- [EXERCISE REQUIREMENTS]:
- A) Answer these from the passage on Thomas's children's books:
(i) Who is named as Thomas's English prototype?
(ii) In what year did Thomas begin by producing a primer?
(iii) In which publication, and in what month and year, did Thomas address his "Advertisement to Booksellers"?
- B) In the passage on Thomas's children's books, shorten the paragraph beginning "In supplying to American children a home-made library" but keep its main facts.
- C) Carry on the passage on Thomas's children's books from its final sentence.

- [SELECTED TEXT]:
<<<<

In supplying to American children a home-made library, Thomas, although he did no really original work for children, such as his English prototype, Newbery, had accomplished, yet had a motive which was not altogether selfish and pecuniary. The prejudice against anything of British manufacture was especially strong in the vicinity of Boston; and it was an altogether natural expression of this spirit that impelled the Worcester printer, as soon as his business was well established, to begin to reprint the various little histories. These reprints were all pirated from Newbery and his successors, Newbery and Carnan; but they compare most favorably with them, and so far surpassed the work of any other American printer of children’s books (except possibly those of Bache in Philadelphia) that his work demands more than a passing mention.

Beginning, like most printers, with the production of a primer in seventeen hundred and eighty-four, by seventeen hundred and eighty-six Thomas was well under way in his work for children. In that year at least eleven little books bore his imprint and were sent to his Boston agents to be sold. In the “Worcester Magazine” for June, 1786, Thomas addressed an “Advertisement to Booksellers,” as follows: “A large assortment of all the various sizes of Children’s Books, known by the name of Newbery’s Little Books for Children, are now republished by I. Thomas in Worcester, Massachusetts. They are all done excellently in his English Method, and it is supposed the paper, printing, cuts, and binding are in every way equal to those imported from England. As the Subscriber has been at great expense to carry on this particular branch of Printing extensively, he hopes to meet with encouragement from the Booksellers in the United States.”

>>>>

- [EXERCISE DATA]:
<<<<

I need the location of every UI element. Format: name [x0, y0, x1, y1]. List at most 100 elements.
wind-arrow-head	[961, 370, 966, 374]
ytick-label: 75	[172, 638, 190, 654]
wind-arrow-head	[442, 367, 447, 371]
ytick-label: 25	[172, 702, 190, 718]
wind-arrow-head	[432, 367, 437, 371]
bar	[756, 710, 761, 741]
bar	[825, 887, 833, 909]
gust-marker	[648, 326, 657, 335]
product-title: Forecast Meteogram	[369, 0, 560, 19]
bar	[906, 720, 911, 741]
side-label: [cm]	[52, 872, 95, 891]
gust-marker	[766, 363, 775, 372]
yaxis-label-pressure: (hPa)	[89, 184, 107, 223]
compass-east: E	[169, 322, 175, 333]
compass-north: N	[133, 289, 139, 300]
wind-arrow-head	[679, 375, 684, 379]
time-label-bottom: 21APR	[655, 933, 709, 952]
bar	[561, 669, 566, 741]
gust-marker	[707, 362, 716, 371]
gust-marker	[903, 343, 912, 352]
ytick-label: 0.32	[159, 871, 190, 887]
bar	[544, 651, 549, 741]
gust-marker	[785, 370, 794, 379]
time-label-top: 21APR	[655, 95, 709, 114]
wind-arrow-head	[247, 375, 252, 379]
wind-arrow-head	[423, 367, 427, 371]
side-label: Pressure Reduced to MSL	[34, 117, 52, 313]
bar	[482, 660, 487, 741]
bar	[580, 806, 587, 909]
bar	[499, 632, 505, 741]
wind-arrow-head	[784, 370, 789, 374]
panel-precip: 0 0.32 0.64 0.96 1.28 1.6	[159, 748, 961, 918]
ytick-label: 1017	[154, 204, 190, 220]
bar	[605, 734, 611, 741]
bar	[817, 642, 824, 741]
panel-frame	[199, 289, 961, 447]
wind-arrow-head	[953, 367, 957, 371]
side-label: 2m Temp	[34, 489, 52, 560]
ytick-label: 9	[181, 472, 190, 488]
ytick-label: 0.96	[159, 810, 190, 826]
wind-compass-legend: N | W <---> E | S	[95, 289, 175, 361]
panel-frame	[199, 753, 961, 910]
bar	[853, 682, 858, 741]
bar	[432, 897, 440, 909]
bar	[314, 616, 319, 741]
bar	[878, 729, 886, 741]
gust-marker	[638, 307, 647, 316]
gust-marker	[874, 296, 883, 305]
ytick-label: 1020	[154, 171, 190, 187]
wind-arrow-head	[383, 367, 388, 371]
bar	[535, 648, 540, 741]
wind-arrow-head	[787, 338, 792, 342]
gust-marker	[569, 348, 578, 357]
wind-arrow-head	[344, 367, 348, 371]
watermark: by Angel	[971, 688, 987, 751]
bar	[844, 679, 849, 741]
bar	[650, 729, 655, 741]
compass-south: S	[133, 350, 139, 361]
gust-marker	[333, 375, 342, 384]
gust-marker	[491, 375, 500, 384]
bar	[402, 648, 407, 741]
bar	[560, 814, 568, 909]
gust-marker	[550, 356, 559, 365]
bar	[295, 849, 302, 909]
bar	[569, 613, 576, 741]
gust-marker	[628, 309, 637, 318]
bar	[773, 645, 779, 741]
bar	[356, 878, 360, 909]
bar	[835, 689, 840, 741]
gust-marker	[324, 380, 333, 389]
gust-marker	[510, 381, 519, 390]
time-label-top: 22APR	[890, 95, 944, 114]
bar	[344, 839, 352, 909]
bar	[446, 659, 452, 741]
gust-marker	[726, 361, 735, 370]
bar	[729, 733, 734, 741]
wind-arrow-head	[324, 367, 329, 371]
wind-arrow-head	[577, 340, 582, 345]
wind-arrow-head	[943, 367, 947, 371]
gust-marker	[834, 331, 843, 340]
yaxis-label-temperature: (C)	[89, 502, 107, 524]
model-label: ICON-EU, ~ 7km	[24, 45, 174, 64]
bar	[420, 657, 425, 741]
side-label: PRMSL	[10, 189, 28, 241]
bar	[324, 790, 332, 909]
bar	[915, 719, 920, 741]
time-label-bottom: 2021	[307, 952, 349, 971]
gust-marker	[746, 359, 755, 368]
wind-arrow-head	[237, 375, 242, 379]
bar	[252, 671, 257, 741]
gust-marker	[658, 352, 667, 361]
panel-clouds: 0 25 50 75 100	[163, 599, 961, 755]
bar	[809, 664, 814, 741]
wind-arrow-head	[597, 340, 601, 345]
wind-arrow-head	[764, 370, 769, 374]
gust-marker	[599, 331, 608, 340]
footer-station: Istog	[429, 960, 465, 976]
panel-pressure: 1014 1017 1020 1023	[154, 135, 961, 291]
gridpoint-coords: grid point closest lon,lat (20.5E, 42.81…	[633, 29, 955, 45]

>>>>

- [RESULTS FOR THE EXERCISE]:
- A)
(i) Newbery.
(ii) Seventeen hundred and eighty-four.
(iii) The "Worcester Magazine," June 1786.

- B) Thomas did no original work for children as Newbery had done. Still, his motive in giving American children a home-made library was not purely selfish or pecuniary. Prejudice against British goods was strong around Boston, so once his business was established, the Worcester printer began reprinting the little histories. All were pirated from Newbery and his successors, Newbery and Carnan. Even so, they compared favorably with those editions and surpassed the children's books of every other American printer, except possibly Bache in Philadelphia.

- C)
Evidently he did meet with great encouragement from parents as well as booksellers; and it is suspected that the best printed books bearing imprints of other booksellers were often printed in Worcester and bound according to the taste and facilities of the dealer. That this practice of reprinting the title-page and rebinding was customary, a letter from Franklin to his nephew in Boston gives indisputable evidence:

Philada. Nov. 26, 1788.

Loving Cousin:

I have lately set up one of my grand-children, Benja. F. Bache, as a Printer here, and he has printed some very pretty little Books for Children. By the Sloop Friendship, Capt. Stutson, I have sent a Box address’d to you, containing 150 of each volume, in Sheets, which I request you would, according to your wonted Goodness, put in a way of being dispos’d of for the Benefit of my dear Sister. They are sold here, bound in marbled Paper at 1 S. a Volume; but I should suppose it best, if it may be done, to sell the whole to some Stationer, at once, unbound as they are; in which case I imagine that half a Dollar a Quire may be thought a reasonable Price, allowing usual Credit if necessary.